[WHAT THE TASK REQUIRES]: The records below are to be copied word for word, with every picture left out.

--- START RECORDED DATA ---

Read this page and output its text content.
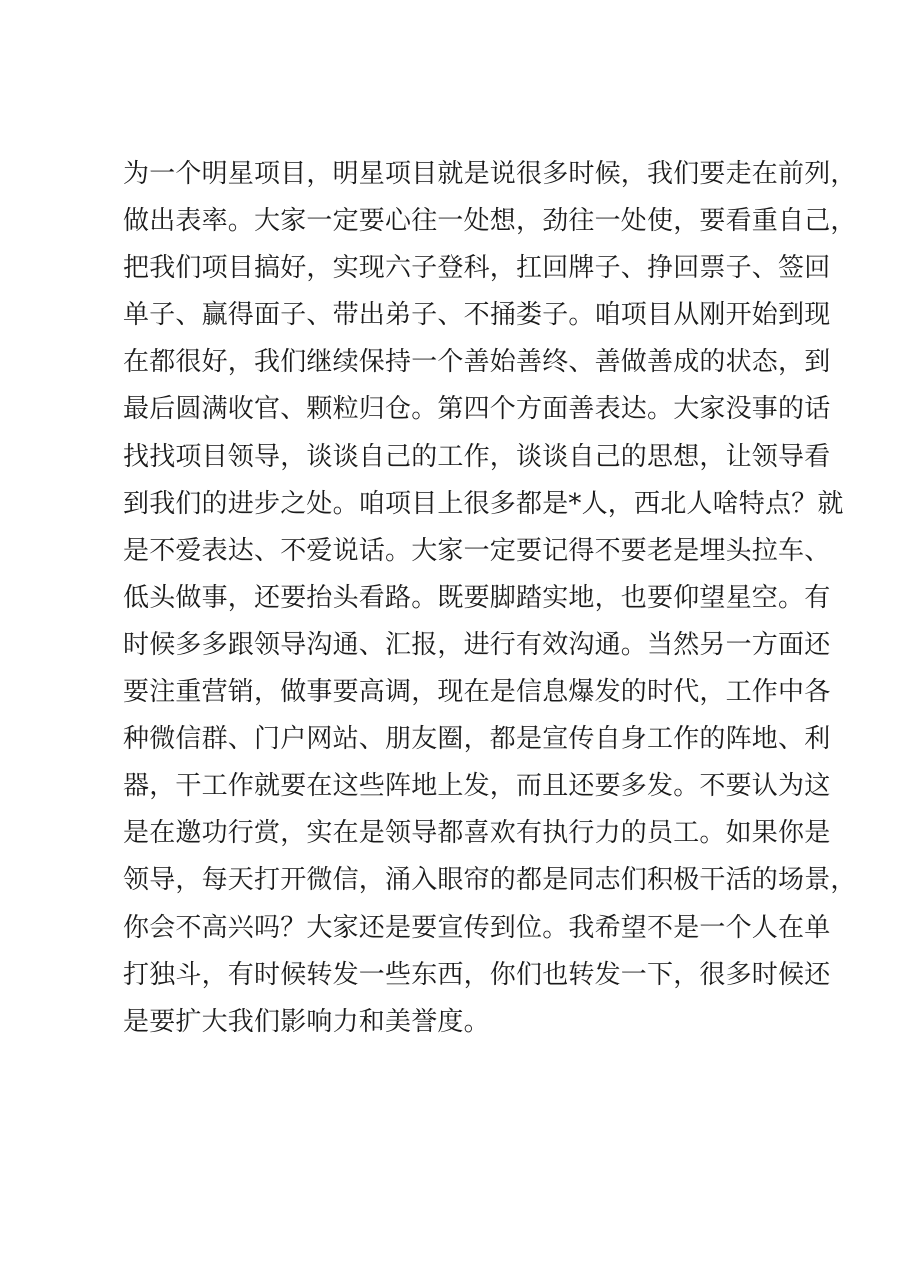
为一个明星项目，明星项目就是说很多时候，我们要走在前列，
做出表率。大家一定要心往一处想，劲往一处使，要看重自己，
把我们项目搞好，实现六子登科，扛回牌子、挣回票子、签回
单子、赢得面子、带出弟子、不捅娄子。咱项目从刚开始到现
在都很好，我们继续保持一个善始善终、善做善成的状态，到
最后圆满收官、颗粒归仓。第四个方面善表达。大家没事的话
找找项目领导，谈谈自己的工作，谈谈自己的思想，让领导看
到我们的进步之处。咱项目上很多都是*人，西北人啥特点？就
是不爱表达、不爱说话。大家一定要记得不要老是埋头拉车、
低头做事，还要抬头看路。既要脚踏实地，也要仰望星空。有
时候多多跟领导沟通、汇报，进行有效沟通。当然另一方面还
要注重营销，做事要高调，现在是信息爆发的时代，工作中各
种微信群、门户网站、朋友圈，都是宣传自身工作的阵地、利
器，干工作就要在这些阵地上发，而且还要多发。不要认为这
是在邀功行赏，实在是领导都喜欢有执行力的员工。如果你是
领导，每天打开微信，涌入眼帘的都是同志们积极干活的场景，
你会不高兴吗？大家还是要宣传到位。我希望不是一个人在单
打独斗，有时候转发一些东西，你们也转发一下，很多时候还
是要扩大我们影响力和美誉度。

--- END RECORDED DATA ---

[CORRECT OUTPUT]:
Read this page and output its text content.
为一个明星项目，明星项目就是说很多时候，我们要走在前列，
做出表率。大家一定要心往一处想，劲往一处使，要看重自己，
把我们项目搞好，实现六子登科，扛回牌子、挣回票子、签回
单子、赢得面子、带出弟子、不捅娄子。咱项目从刚开始到现
在都很好，我们继续保持一个善始善终、善做善成的状态，到
最后圆满收官、颗粒归仓。第四个方面善表达。大家没事的话
找找项目领导，谈谈自己的工作，谈谈自己的思想，让领导看
到我们的进步之处。咱项目上很多都是*人，西北人啥特点？就
是不爱表达、不爱说话。大家一定要记得不要老是埋头拉车、
低头做事，还要抬头看路。既要脚踏实地，也要仰望星空。有
时候多多跟领导沟通、汇报，进行有效沟通。当然另一方面还
要注重营销，做事要高调，现在是信息爆发的时代，工作中各
种微信群、门户网站、朋友圈，都是宣传自身工作的阵地、利
器，干工作就要在这些阵地上发，而且还要多发。不要认为这
是在邀功行赏，实在是领导都喜欢有执行力的员工。如果你是
领导，每天打开微信，涌入眼帘的都是同志们积极干活的场景，
你会不高兴吗？大家还是要宣传到位。我希望不是一个人在单
打独斗，有时候转发一些东西，你们也转发一下，很多时候还
是要扩大我们影响力和美誉度。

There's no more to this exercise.